→ DOCUMENT EXTRACT
Carbohydrate-dependent binding of human myeloid leukemia cell lines to neoglycoenzymes, matrix-immobilized neoglycoproteins, and bone marrow stromal cell layers.

The presence of sugar receptors on human myeloid leukemia cells was comparatively assessed by a highly sensitive binding assay, employing a panel of 14 types of neoglycoenzymes (chemically glycosylated Escherichia coli beta-galactosidase). The selected carbohydrate ligands mainly encompass common components of natural glycoconjugates as mono- or disaccharides. The monocytoid cells of the THP-1 line, the very young myeloblasts and the myeloblasts of the lines KG-1a and KG-1, the promyelocytes of the HL-60 line, and the early myeloblasts/erythroblasts of the K-562 line displayed a nonuniform pattern of specific binding with quantitative differences at a fixed, nonsaturating concentration of the probes. Scatchard analysis in four cases corroborated the indication of cell-type-related differences between the various cell lines. To test whether the detectable cellular sugar-binding sites can mediate adhesion to glycoligands, a rather simple model matrix of nitrocellulose-immobilized neoglycoproteins was first used. In comparison to the carbohydrate-free carrier protein significant cell adhesion was observed primarily with neoglycoproteins that exposed galactose, N-acetylgalactosamine, N-acetylglucosamine, mannose, and fucose moieties among the 11 tested types of carbohydrate residue. Subsequently, human bone marrow stromal cell layers were tested as a model matrix with increased levels of physiological relevance and complexity. Mixtures of carbohydrate and neoglycoprotein were employed as inhibitors of an interaction via lectins between the stromal and the tumor cells. The carbohydrate-dependent alterations of this parameter revealed cell-type-associated properties. Tumor cell binding was significantly decreased for not more than two lines with the effective sugars, namely N-acetylgalactosamine, mannose, fucose, and sialic acid.

→ DATA FOR REVIEW
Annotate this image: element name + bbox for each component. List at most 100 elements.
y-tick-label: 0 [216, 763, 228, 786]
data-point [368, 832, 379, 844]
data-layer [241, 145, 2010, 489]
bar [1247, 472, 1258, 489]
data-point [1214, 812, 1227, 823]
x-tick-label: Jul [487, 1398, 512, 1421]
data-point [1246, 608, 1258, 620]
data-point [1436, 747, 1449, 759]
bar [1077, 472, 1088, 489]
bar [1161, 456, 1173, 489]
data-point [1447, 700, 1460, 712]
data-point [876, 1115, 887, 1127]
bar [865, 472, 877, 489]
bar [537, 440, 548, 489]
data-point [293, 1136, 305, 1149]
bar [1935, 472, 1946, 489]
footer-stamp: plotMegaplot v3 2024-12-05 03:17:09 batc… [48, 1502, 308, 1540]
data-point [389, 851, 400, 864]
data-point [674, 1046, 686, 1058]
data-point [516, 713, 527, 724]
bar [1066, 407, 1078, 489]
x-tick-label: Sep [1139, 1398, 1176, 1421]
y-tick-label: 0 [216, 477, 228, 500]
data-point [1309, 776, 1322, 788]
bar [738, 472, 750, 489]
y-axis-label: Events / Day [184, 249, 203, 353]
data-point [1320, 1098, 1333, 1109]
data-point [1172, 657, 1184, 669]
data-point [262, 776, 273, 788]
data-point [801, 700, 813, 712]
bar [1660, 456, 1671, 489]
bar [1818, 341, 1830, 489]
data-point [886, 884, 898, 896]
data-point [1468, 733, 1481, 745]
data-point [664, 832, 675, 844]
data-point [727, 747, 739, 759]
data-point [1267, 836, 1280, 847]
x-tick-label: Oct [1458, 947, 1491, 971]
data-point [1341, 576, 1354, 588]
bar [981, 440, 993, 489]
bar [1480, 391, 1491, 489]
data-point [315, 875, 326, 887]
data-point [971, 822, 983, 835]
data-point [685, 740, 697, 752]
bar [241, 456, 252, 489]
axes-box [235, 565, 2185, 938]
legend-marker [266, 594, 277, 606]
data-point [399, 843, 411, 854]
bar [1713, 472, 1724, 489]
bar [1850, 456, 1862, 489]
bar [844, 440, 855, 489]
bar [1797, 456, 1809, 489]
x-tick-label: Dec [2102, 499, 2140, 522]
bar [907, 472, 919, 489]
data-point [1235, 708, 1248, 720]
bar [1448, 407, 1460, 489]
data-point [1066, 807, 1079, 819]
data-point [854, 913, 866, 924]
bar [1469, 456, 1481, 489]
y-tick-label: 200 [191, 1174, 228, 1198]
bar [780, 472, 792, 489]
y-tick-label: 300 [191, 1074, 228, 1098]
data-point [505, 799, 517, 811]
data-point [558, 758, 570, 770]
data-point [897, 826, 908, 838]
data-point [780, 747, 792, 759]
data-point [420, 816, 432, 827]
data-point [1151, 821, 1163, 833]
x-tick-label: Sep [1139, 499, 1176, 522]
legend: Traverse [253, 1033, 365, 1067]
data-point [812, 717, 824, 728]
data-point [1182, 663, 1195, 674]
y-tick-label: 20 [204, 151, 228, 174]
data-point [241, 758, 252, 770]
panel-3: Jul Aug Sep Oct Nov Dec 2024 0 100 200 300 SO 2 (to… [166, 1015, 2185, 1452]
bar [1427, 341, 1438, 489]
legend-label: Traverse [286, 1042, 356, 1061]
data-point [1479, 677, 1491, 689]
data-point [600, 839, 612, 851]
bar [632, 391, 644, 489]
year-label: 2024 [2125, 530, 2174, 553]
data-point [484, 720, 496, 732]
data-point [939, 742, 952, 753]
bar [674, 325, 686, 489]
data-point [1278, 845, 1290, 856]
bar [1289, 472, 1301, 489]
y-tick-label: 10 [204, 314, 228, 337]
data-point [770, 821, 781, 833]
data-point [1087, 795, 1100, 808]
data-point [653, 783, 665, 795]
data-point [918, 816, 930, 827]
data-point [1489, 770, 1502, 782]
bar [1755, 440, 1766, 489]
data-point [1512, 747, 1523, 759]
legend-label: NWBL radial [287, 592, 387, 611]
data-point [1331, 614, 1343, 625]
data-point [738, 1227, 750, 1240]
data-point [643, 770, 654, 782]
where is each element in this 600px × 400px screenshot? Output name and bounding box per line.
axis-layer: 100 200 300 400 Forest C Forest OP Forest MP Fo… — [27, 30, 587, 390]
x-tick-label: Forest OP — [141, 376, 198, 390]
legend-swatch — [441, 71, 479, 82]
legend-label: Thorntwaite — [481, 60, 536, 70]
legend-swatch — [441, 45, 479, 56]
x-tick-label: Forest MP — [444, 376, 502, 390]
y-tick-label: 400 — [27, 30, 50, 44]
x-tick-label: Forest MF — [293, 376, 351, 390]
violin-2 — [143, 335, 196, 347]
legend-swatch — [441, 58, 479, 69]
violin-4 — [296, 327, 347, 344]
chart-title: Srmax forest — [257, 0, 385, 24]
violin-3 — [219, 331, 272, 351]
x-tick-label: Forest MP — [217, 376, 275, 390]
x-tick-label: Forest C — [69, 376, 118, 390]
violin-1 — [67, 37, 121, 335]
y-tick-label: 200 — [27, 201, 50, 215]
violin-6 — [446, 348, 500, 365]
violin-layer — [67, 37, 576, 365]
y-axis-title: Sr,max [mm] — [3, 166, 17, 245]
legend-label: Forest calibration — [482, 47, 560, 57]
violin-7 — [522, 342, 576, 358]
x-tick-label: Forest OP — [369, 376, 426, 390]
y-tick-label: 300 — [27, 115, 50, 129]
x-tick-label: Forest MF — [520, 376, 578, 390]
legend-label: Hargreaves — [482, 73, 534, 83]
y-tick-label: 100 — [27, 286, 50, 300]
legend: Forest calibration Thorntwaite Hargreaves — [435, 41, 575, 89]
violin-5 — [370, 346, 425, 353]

→ TASK STATEMENT
Retype the abstract's text from "Carbohydrate-dependent binding of" up to and including "stromal cell layers.". The lines here were drawn from a different source than the abstract.

→ REPLY TO THE EXERCISE
Carbohydrate-dependent binding of human myeloid leukemia cell lines to neoglycoenzymes, matrix-immobilized neoglycoproteins, and bone marrow stromal cell layers.